**Problem:** Please repeat all of the listing exactly.

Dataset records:
:::
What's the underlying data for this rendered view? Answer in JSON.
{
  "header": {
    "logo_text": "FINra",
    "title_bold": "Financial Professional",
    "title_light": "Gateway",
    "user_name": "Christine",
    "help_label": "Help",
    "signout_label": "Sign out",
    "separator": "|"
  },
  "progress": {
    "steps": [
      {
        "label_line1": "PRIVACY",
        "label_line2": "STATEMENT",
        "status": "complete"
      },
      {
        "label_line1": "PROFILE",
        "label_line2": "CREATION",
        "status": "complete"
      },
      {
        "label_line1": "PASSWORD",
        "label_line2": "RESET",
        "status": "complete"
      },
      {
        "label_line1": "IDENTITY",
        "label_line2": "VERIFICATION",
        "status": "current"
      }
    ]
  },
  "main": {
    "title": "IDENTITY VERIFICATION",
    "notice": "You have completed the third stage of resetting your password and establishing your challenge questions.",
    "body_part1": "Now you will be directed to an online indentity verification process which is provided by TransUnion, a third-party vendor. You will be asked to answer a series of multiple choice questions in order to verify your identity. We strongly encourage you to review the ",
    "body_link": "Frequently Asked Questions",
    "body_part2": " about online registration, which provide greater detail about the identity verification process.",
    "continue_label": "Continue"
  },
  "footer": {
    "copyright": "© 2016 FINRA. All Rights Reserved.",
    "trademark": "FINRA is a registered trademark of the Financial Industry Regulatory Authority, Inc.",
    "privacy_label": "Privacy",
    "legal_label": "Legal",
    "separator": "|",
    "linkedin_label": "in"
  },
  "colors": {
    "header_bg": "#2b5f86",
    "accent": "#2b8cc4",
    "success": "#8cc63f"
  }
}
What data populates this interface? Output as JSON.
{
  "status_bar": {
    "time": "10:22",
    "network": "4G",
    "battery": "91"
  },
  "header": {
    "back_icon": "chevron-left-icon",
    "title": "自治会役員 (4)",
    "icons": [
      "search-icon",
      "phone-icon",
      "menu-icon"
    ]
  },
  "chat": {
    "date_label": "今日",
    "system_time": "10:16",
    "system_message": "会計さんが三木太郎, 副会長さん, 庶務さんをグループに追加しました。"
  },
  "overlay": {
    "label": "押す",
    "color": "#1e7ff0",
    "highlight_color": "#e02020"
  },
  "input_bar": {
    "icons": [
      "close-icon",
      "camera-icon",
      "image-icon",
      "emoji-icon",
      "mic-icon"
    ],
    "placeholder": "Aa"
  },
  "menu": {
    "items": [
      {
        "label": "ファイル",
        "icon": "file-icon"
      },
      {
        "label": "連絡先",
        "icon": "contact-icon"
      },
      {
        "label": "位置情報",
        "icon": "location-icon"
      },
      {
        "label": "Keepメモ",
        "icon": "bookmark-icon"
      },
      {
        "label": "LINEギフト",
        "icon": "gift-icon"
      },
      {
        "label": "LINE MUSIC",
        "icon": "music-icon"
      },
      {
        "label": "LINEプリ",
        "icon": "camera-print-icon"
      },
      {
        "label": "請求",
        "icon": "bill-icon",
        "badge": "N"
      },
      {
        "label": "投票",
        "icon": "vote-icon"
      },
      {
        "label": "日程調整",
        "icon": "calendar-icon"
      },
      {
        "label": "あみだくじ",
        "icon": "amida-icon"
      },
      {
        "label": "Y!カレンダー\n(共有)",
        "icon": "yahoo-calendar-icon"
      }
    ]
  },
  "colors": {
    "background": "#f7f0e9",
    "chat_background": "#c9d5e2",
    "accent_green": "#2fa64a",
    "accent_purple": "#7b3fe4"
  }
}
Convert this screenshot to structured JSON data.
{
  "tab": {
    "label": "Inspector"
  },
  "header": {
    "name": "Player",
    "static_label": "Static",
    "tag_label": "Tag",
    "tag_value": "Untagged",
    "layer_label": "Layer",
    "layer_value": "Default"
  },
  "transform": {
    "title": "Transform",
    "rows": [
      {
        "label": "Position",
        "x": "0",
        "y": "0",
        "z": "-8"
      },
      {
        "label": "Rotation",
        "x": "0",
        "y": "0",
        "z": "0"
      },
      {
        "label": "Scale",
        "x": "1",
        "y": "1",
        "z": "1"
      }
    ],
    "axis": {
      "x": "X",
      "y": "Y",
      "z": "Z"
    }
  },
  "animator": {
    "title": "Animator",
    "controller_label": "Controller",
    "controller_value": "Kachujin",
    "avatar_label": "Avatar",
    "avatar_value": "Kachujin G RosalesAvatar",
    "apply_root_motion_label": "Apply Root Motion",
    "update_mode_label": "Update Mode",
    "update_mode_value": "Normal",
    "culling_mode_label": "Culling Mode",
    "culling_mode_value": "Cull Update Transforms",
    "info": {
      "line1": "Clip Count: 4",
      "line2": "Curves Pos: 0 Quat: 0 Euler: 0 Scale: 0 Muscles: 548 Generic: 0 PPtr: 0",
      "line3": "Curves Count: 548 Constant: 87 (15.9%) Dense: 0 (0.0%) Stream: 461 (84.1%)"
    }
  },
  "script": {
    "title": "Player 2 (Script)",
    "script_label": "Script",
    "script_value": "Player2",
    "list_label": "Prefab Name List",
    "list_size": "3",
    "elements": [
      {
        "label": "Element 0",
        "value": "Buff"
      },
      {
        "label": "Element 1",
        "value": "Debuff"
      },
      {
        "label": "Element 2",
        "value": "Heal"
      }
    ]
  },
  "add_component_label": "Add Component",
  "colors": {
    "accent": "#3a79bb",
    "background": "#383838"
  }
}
:::
**Task answer:**
What's the underlying data for this rendered view? Answer in JSON.
{
  "header": {
    "logo_text": "FINra",
    "title_bold": "Financial Professional",
    "title_light": "Gateway",
    "user_name": "Christine",
    "help_label": "Help",
    "signout_label": "Sign out",
    "separator": "|"
  },
  "progress": {
    "steps": [
      {
        "label_line1": "PRIVACY",
        "label_line2": "STATEMENT",
        "status": "complete"
      },
      {
        "label_line1": "PROFILE",
        "label_line2": "CREATION",
        "status": "complete"
      },
      {
        "label_line1": "PASSWORD",
        "label_line2": "RESET",
        "status": "complete"
      },
      {
        "label_line1": "IDENTITY",
        "label_line2": "VERIFICATION",
        "status": "current"
      }
    ]
  },
  "main": {
    "title": "IDENTITY VERIFICATION",
    "notice": "You have completed the third stage of resetting your password and establishing your challenge questions.",
    "body_part1": "Now you will be directed to an online indentity verification process which is provided by TransUnion, a third-party vendor. You will be asked to answer a series of multiple choice questions in order to verify your identity. We strongly encourage you to review the ",
    "body_link": "Frequently Asked Questions",
    "body_part2": " about online registration, which provide greater detail about the identity verification process.",
    "continue_label": "Continue"
  },
  "footer": {
    "copyright": "© 2016 FINRA. All Rights Reserved.",
    "trademark": "FINRA is a registered trademark of the Financial Industry Regulatory Authority, Inc.",
    "privacy_label": "Privacy",
    "legal_label": "Legal",
    "separator": "|",
    "linkedin_label": "in"
  },
  "colors": {
    "header_bg": "#2b5f86",
    "accent": "#2b8cc4",
    "success": "#8cc63f"
  }
}
What data populates this interface? Output as JSON.
{
  "status_bar": {
    "time": "10:22",
    "network": "4G",
    "battery": "91"
  },
  "header": {
    "back_icon": "chevron-left-icon",
    "title": "自治会役員 (4)",
    "icons": [
      "search-icon",
      "phone-icon",
      "menu-icon"
    ]
  },
  "chat": {
    "date_label": "今日",
    "system_time": "10:16",
    "system_message": "会計さんが三木太郎, 副会長さん, 庶務さんをグループに追加しました。"
  },
  "overlay": {
    "label": "押す",
    "color": "#1e7ff0",
    "highlight_color": "#e02020"
  },
  "input_bar": {
    "icons": [
      "close-icon",
      "camera-icon",
      "image-icon",
      "emoji-icon",
      "mic-icon"
    ],
    "placeholder": "Aa"
  },
  "menu": {
    "items": [
      {
        "label": "ファイル",
        "icon": "file-icon"
      },
      {
        "label": "連絡先",
        "icon": "contact-icon"
      },
      {
        "label": "位置情報",
        "icon": "location-icon"
      },
      {
        "label": "Keepメモ",
        "icon": "bookmark-icon"
      },
      {
        "label": "LINEギフト",
        "icon": "gift-icon"
      },
      {
        "label": "LINE MUSIC",
        "icon": "music-icon"
      },
      {
        "label": "LINEプリ",
        "icon": "camera-print-icon"
      },
      {
        "label": "請求",
        "icon": "bill-icon",
        "badge": "N"
      },
      {
        "label": "投票",
        "icon": "vote-icon"
      },
      {
        "label": "日程調整",
        "icon": "calendar-icon"
      },
      {
        "label": "あみだくじ",
        "icon": "amida-icon"
      },
      {
        "label": "Y!カレンダー\n(共有)",
        "icon": "yahoo-calendar-icon"
      }
    ]
  },
  "colors": {
    "background": "#f7f0e9",
    "chat_background": "#c9d5e2",
    "accent_green": "#2fa64a",
    "accent_purple": "#7b3fe4"
  }
}
Convert this screenshot to structured JSON data.
{
  "tab": {
    "label": "Inspector"
  },
  "header": {
    "name": "Player",
    "static_label": "Static",
    "tag_label": "Tag",
    "tag_value": "Untagged",
    "layer_label": "Layer",
    "layer_value": "Default"
  },
  "transform": {
    "title": "Transform",
    "rows": [
      {
        "label": "Position",
        "x": "0",
        "y": "0",
        "z": "-8"
      },
      {
        "label": "Rotation",
        "x": "0",
        "y": "0",
        "z": "0"
      },
      {
        "label": "Scale",
        "x": "1",
        "y": "1",
        "z": "1"
      }
    ],
    "axis": {
      "x": "X",
      "y": "Y",
      "z": "Z"
    }
  },
  "animator": {
    "title": "Animator",
    "controller_label": "Controller",
    "controller_value": "Kachujin",
    "avatar_label": "Avatar",
    "avatar_value": "Kachujin G RosalesAvatar",
    "apply_root_motion_label": "Apply Root Motion",
    "update_mode_label": "Update Mode",
    "update_mode_value": "Normal",
    "culling_mode_label": "Culling Mode",
    "culling_mode_value": "Cull Update Transforms",
    "info": {
      "line1": "Clip Count: 4",
      "line2": "Curves Pos: 0 Quat: 0 Euler: 0 Scale: 0 Muscles: 548 Generic: 0 PPtr: 0",
      "line3": "Curves Count: 548 Constant: 87 (15.9%) Dense: 0 (0.0%) Stream: 461 (84.1%)"
    }
  },
  "script": {
    "title": "Player 2 (Script)",
    "script_label": "Script",
    "script_value": "Player2",
    "list_label": "Prefab Name List",
    "list_size": "3",
    "elements": [
      {
        "label": "Element 0",
        "value": "Buff"
      },
      {
        "label": "Element 1",
        "value": "Debuff"
      },
      {
        "label": "Element 2",
        "value": "Heal"
      }
    ]
  },
  "add_component_label": "Add Component",
  "colors": {
    "accent": "#3a79bb",
    "background": "#383838"
  }
}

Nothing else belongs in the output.